*Exercise aim*.
Will you extract the entries word for word? Images should not appear in the copy.

*Input rows*.

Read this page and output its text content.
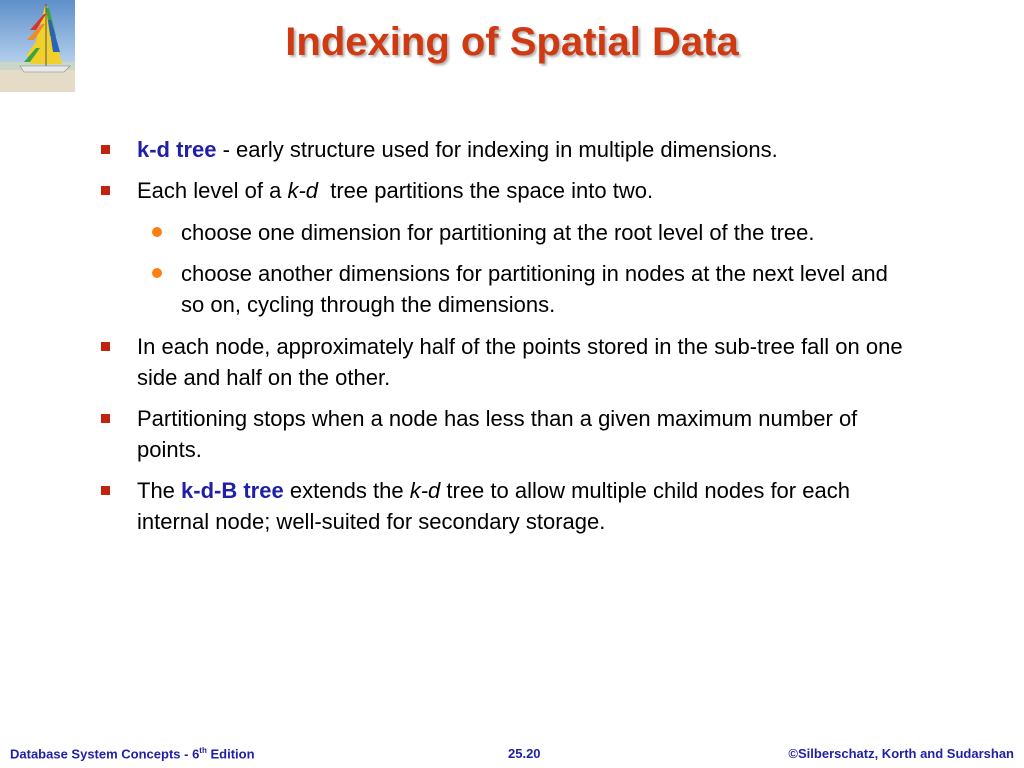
Indexing of Spatial Data
k-d tree - early structure used for indexing in multiple dimensions.
Each level of a k-d  tree partitions the space into two.
choose one dimension for partitioning at the root level of the tree.
choose another dimensions for partitioning in nodes at the next level and so on, cycling through the dimensions.
In each node, approximately half of the points stored in the sub-tree fall on one side and half on the other.
Partitioning stops when a node has less than a given maximum number of points.
The k-d-B tree extends the k-d tree to allow multiple child nodes for each internal node; well-suited for secondary storage.
Database System Concepts - 6th Edition	25.20	©Silberschatz, Korth and Sudarshan
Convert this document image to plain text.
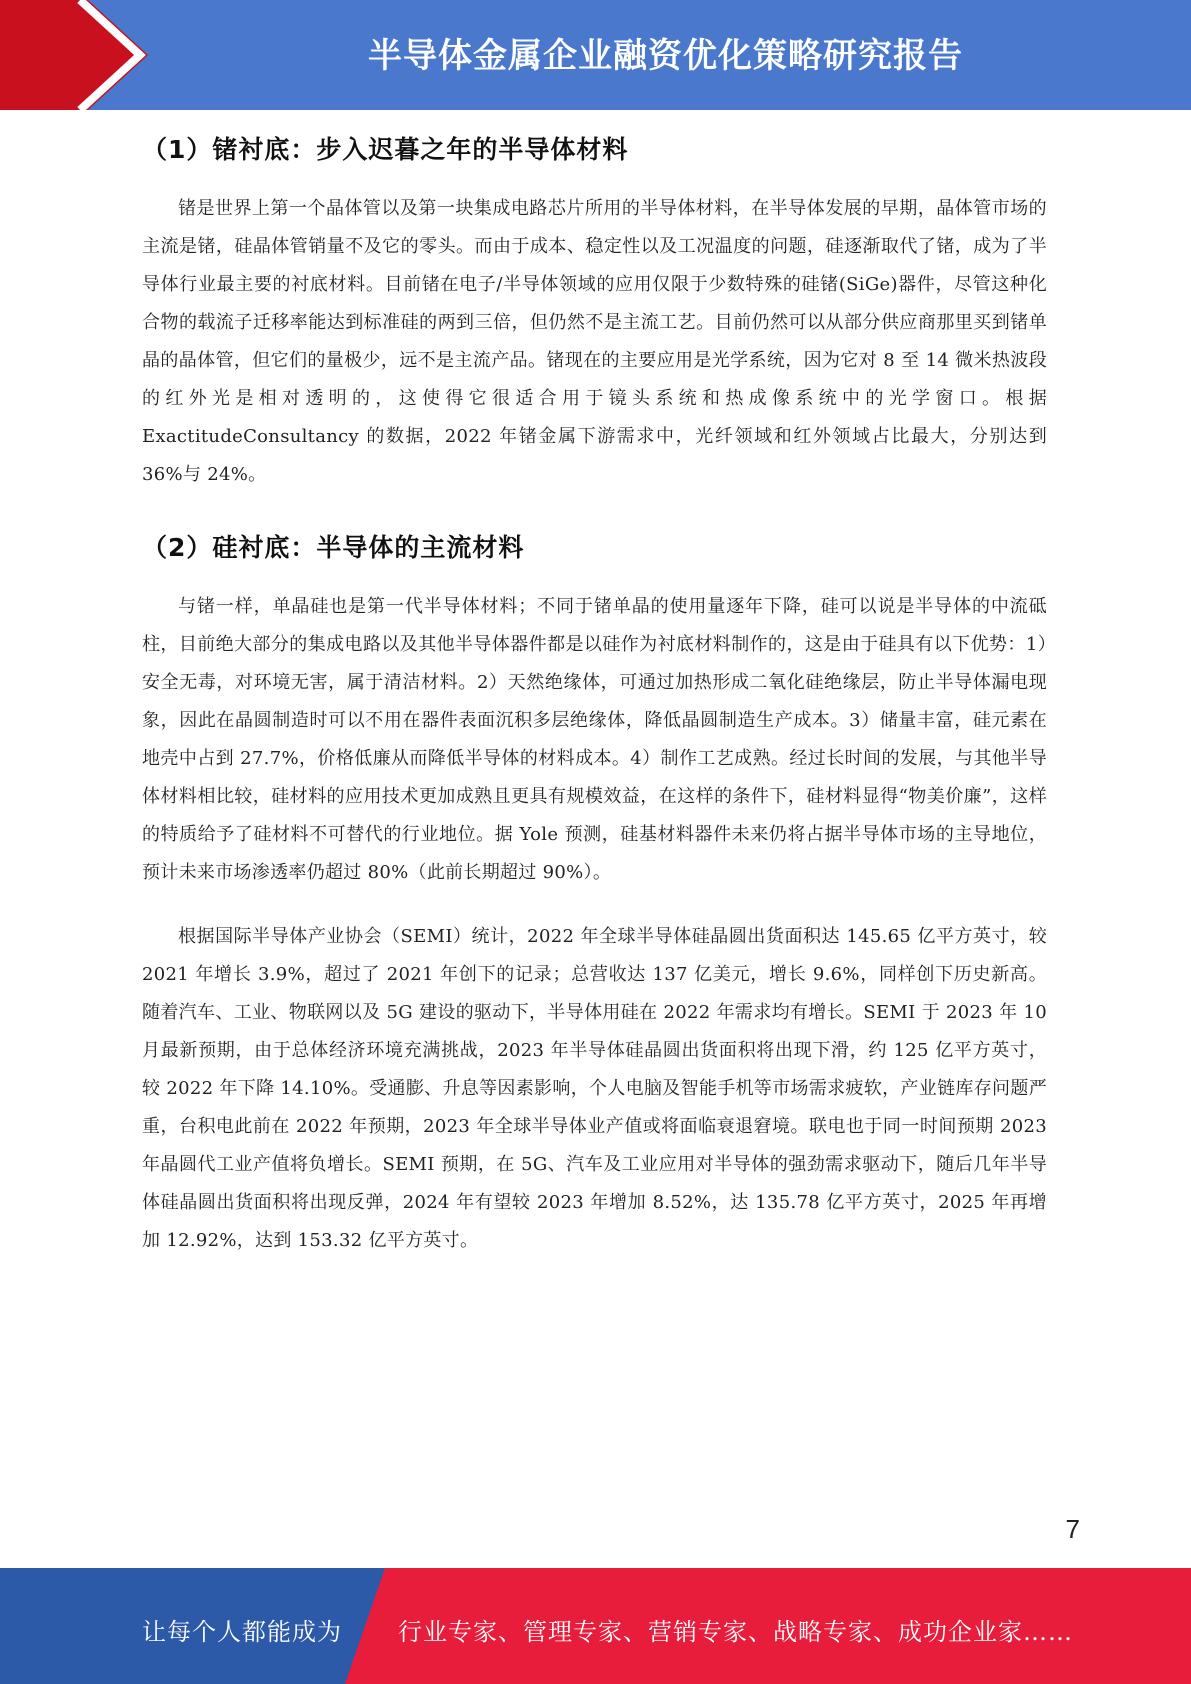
半导体金属企业融资优化策略研究报告
（1）锗衬底：步入迟暮之年的半导体材料

锗是世界上第一个晶体管以及第一块集成电路芯片所用的半导体材料，在半导体发展的早期，晶体管市场的主流是锗，硅晶体管销量不及它的零头。而由于成本、稳定性以及工况温度的问题，硅逐渐取代了锗，成为了半导体行业最主要的衬底材料。目前锗在电子/半导体领域的应用仅限于少数特殊的硅锗(SiGe)器件，尽管这种化合物的载流子迁移率能达到标准硅的两到三倍，但仍然不是主流工艺。目前仍然可以从部分供应商那里买到锗单晶的晶体管，但它们的量极少，远不是主流产品。锗现在的主要应用是光学系统，因为它对 8 至 14 微米热波段的红外光是相对透明的，这使得它很适合用于镜头系统和热成像系统中的光学窗口。根据 ExactitudeConsultancy 的数据，2022 年锗金属下游需求中，光纤领域和红外领域占比最大，分别达到 36%与 24%。

（2）硅衬底：半导体的主流材料

与锗一样，单晶硅也是第一代半导体材料；不同于锗单晶的使用量逐年下降，硅可以说是半导体的中流砥柱，目前绝大部分的集成电路以及其他半导体器件都是以硅作为衬底材料制作的，这是由于硅具有以下优势：1）安全无毒，对环境无害，属于清洁材料。2）天然绝缘体，可通过加热形成二氧化硅绝缘层，防止半导体漏电现象，因此在晶圆制造时可以不用在器件表面沉积多层绝缘体，降低晶圆制造生产成本。3）储量丰富，硅元素在地壳中占到 27.7%，价格低廉从而降低半导体的材料成本。4）制作工艺成熟。经过长时间的发展，与其他半导体材料相比较，硅材料的应用技术更加成熟且更具有规模效益，在这样的条件下，硅材料显得“物美价廉”，这样的特质给予了硅材料不可替代的行业地位。据 Yole 预测，硅基材料器件未来仍将占据半导体市场的主导地位，预计未来市场渗透率仍超过 80%（此前长期超过 90%）。

根据国际半导体产业协会（SEMI）统计，2022 年全球半导体硅晶圆出货面积达 145.65 亿平方英寸，较 2021 年增长 3.9%，超过了 2021 年创下的记录；总营收达 137 亿美元，增长 9.6%，同样创下历史新高。随着汽车、工业、物联网以及 5G 建设的驱动下，半导体用硅在 2022 年需求均有增长。SEMI 于 2023 年 10 月最新预期，由于总体经济环境充满挑战，2023 年半导体硅晶圆出货面积将出现下滑，约 125 亿平方英寸，较 2022 年下降 14.10%。受通膨、升息等因素影响，个人电脑及智能手机等市场需求疲软，产业链库存问题严重，台积电此前在 2022 年预期，2023 年全球半导体业产值或将面临衰退窘境。联电也于同一时间预期 2023 年晶圆代工业产值将负增长。SEMI 预期，在 5G、汽车及工业应用对半导体的强劲需求驱动下，随后几年半导体硅晶圆出货面积将出现反弹，2024 年有望较 2023 年增加 8.52%，达 135.78 亿平方英寸，2025 年再增加 12.92%，达到 153.32 亿平方英寸。

7
让每个人都能成为 行业专家、管理专家、营销专家、战略专家、成功企业家……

*Worked solution*.
Read this page and output its text content.
Indexing of Spatial Data
k-d tree - early structure used for indexing in multiple dimensions.
Each level of a k-d  tree partitions the space into two.
choose one dimension for partitioning at the root level of the tree.
choose another dimensions for partitioning in nodes at the next level and so on, cycling through the dimensions.
In each node, approximately half of the points stored in the sub-tree fall on one side and half on the other.
Partitioning stops when a node has less than a given maximum number of points.
The k-d-B tree extends the k-d tree to allow multiple child nodes for each internal node; well-suited for secondary storage.
Database System Concepts - 6th Edition	25.20	©Silberschatz, Korth and Sudarshan
Convert this document image to plain text.
半导体金属企业融资优化策略研究报告
（1）锗衬底：步入迟暮之年的半导体材料

锗是世界上第一个晶体管以及第一块集成电路芯片所用的半导体材料，在半导体发展的早期，晶体管市场的主流是锗，硅晶体管销量不及它的零头。而由于成本、稳定性以及工况温度的问题，硅逐渐取代了锗，成为了半导体行业最主要的衬底材料。目前锗在电子/半导体领域的应用仅限于少数特殊的硅锗(SiGe)器件，尽管这种化合物的载流子迁移率能达到标准硅的两到三倍，但仍然不是主流工艺。目前仍然可以从部分供应商那里买到锗单晶的晶体管，但它们的量极少，远不是主流产品。锗现在的主要应用是光学系统，因为它对 8 至 14 微米热波段的红外光是相对透明的，这使得它很适合用于镜头系统和热成像系统中的光学窗口。根据 ExactitudeConsultancy 的数据，2022 年锗金属下游需求中，光纤领域和红外领域占比最大，分别达到 36%与 24%。

（2）硅衬底：半导体的主流材料

与锗一样，单晶硅也是第一代半导体材料；不同于锗单晶的使用量逐年下降，硅可以说是半导体的中流砥柱，目前绝大部分的集成电路以及其他半导体器件都是以硅作为衬底材料制作的，这是由于硅具有以下优势：1）安全无毒，对环境无害，属于清洁材料。2）天然绝缘体，可通过加热形成二氧化硅绝缘层，防止半导体漏电现象，因此在晶圆制造时可以不用在器件表面沉积多层绝缘体，降低晶圆制造生产成本。3）储量丰富，硅元素在地壳中占到 27.7%，价格低廉从而降低半导体的材料成本。4）制作工艺成熟。经过长时间的发展，与其他半导体材料相比较，硅材料的应用技术更加成熟且更具有规模效益，在这样的条件下，硅材料显得“物美价廉”，这样的特质给予了硅材料不可替代的行业地位。据 Yole 预测，硅基材料器件未来仍将占据半导体市场的主导地位，预计未来市场渗透率仍超过 80%（此前长期超过 90%）。

根据国际半导体产业协会（SEMI）统计，2022 年全球半导体硅晶圆出货面积达 145.65 亿平方英寸，较 2021 年增长 3.9%，超过了 2021 年创下的记录；总营收达 137 亿美元，增长 9.6%，同样创下历史新高。随着汽车、工业、物联网以及 5G 建设的驱动下，半导体用硅在 2022 年需求均有增长。SEMI 于 2023 年 10 月最新预期，由于总体经济环境充满挑战，2023 年半导体硅晶圆出货面积将出现下滑，约 125 亿平方英寸，较 2022 年下降 14.10%。受通膨、升息等因素影响，个人电脑及智能手机等市场需求疲软，产业链库存问题严重，台积电此前在 2022 年预期，2023 年全球半导体业产值或将面临衰退窘境。联电也于同一时间预期 2023 年晶圆代工业产值将负增长。SEMI 预期，在 5G、汽车及工业应用对半导体的强劲需求驱动下，随后几年半导体硅晶圆出货面积将出现反弹，2024 年有望较 2023 年增加 8.52%，达 135.78 亿平方英寸，2025 年再增加 12.92%，达到 153.32 亿平方英寸。

7
让每个人都能成为 行业专家、管理专家、营销专家、战略专家、成功企业家……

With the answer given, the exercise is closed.